Data listing
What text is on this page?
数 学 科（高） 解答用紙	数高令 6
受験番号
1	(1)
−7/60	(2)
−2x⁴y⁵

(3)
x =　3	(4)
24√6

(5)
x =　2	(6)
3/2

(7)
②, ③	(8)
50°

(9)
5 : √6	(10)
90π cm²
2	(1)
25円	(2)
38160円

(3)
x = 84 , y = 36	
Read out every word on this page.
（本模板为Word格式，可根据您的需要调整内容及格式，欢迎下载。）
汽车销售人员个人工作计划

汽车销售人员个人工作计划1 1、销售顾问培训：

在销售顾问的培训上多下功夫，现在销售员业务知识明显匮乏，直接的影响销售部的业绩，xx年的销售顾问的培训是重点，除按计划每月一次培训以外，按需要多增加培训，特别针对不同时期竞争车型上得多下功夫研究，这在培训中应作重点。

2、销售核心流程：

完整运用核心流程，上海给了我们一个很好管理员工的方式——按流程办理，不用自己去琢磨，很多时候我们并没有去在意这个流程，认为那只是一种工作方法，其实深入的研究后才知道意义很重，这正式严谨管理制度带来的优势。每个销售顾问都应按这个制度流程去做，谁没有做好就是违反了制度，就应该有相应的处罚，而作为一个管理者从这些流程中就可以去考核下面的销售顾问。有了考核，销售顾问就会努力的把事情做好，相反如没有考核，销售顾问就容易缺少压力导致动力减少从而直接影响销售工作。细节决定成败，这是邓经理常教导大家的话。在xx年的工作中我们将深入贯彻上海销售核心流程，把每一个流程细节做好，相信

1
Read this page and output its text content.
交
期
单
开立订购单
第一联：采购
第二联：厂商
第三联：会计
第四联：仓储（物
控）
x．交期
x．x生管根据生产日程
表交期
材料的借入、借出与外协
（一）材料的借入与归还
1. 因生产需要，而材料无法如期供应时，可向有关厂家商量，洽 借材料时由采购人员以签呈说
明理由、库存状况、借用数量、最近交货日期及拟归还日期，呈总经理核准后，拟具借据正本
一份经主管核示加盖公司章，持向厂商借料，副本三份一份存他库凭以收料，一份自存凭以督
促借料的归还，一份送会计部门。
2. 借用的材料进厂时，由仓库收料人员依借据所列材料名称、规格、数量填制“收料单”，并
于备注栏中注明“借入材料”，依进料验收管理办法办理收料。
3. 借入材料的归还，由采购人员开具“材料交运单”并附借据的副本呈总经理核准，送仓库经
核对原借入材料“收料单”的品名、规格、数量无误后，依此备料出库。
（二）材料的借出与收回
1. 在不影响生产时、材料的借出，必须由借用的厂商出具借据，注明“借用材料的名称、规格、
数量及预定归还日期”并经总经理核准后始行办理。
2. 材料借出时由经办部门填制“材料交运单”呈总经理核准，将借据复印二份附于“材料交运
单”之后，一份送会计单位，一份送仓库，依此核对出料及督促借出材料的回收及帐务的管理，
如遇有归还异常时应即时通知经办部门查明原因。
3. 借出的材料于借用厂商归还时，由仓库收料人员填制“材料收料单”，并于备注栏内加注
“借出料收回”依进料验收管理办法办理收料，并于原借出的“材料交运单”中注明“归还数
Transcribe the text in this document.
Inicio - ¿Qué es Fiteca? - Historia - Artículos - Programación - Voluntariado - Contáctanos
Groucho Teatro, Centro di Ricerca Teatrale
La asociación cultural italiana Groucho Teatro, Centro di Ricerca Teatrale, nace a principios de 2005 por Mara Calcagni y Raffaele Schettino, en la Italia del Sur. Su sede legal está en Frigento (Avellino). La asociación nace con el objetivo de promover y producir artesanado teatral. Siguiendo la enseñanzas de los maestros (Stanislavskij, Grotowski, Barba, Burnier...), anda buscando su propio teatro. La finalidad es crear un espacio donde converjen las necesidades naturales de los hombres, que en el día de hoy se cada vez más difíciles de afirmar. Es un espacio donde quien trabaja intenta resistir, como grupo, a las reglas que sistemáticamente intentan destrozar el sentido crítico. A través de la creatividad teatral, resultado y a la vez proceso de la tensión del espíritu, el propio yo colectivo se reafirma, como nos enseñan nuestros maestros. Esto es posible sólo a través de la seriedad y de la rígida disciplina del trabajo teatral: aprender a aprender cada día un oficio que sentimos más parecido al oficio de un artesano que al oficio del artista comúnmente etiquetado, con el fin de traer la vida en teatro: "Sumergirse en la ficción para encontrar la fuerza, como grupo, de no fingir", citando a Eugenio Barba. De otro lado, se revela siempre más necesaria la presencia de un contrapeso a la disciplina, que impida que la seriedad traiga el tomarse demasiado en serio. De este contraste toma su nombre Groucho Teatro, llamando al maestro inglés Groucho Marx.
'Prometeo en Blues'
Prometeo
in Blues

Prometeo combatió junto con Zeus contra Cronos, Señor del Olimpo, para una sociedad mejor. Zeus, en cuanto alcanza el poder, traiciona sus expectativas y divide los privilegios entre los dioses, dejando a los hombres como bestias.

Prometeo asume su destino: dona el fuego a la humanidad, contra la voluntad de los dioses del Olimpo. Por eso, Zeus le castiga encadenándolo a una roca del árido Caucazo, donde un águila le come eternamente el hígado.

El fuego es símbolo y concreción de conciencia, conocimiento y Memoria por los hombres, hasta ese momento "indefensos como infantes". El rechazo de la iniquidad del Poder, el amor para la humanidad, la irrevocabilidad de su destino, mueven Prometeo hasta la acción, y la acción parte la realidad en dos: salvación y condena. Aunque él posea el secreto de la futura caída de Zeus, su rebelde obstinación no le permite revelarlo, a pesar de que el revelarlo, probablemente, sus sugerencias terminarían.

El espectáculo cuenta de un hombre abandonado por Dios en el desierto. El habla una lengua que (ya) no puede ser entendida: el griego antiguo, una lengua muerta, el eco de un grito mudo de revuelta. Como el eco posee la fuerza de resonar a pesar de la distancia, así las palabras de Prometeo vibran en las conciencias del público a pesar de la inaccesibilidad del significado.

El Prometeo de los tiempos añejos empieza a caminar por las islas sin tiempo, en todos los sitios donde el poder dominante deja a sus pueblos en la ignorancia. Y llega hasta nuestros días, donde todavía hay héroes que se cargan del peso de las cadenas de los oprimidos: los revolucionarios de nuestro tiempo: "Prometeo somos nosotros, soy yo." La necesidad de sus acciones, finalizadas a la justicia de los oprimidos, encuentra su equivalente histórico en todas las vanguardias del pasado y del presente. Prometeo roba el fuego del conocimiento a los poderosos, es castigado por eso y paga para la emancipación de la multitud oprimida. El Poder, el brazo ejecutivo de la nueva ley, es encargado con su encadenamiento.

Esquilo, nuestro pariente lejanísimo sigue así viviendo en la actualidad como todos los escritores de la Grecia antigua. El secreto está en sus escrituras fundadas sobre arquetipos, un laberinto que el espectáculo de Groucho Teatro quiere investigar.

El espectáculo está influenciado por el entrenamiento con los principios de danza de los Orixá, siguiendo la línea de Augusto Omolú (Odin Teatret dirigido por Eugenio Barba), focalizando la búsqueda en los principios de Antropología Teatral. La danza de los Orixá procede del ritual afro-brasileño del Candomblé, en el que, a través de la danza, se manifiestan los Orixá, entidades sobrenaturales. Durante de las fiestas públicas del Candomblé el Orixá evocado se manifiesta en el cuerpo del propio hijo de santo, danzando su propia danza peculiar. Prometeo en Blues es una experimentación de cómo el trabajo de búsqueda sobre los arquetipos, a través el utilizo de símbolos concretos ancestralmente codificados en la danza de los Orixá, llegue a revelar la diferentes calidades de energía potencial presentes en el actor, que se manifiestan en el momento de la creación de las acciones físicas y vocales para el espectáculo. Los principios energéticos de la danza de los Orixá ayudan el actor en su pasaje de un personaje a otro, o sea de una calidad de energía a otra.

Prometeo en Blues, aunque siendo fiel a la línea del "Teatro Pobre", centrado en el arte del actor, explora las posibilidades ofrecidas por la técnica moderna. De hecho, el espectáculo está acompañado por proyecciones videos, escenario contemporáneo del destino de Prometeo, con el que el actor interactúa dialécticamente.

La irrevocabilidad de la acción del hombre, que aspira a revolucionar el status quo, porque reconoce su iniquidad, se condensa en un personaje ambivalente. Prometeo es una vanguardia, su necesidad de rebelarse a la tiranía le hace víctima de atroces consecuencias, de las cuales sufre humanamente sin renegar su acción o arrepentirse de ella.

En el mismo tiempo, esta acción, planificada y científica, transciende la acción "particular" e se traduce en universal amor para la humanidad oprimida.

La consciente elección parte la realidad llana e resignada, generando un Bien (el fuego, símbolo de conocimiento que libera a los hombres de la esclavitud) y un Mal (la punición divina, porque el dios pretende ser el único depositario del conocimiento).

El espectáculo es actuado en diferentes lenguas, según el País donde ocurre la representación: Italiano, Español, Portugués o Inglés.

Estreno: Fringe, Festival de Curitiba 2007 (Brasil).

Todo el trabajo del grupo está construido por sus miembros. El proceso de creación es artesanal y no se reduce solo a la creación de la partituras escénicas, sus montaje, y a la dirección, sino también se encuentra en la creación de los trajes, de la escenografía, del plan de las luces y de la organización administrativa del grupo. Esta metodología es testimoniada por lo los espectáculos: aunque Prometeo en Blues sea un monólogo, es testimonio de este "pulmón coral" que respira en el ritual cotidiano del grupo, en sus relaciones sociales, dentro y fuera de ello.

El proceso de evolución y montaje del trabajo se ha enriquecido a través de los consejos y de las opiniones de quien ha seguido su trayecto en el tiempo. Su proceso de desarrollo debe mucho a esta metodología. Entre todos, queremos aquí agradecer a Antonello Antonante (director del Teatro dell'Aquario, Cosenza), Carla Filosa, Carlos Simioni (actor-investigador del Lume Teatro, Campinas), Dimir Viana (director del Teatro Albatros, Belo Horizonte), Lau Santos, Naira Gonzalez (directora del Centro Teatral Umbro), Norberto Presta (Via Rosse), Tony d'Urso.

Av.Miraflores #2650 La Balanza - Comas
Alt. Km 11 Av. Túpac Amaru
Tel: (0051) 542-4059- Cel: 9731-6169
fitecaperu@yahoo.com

→ **Exercise directions**
Which lines contain "this"? Copy each of them out.

→ **Output**
What text is on this page?
Read out every word on this page.
Read this page and output its text content.
Transcribe the text in this document.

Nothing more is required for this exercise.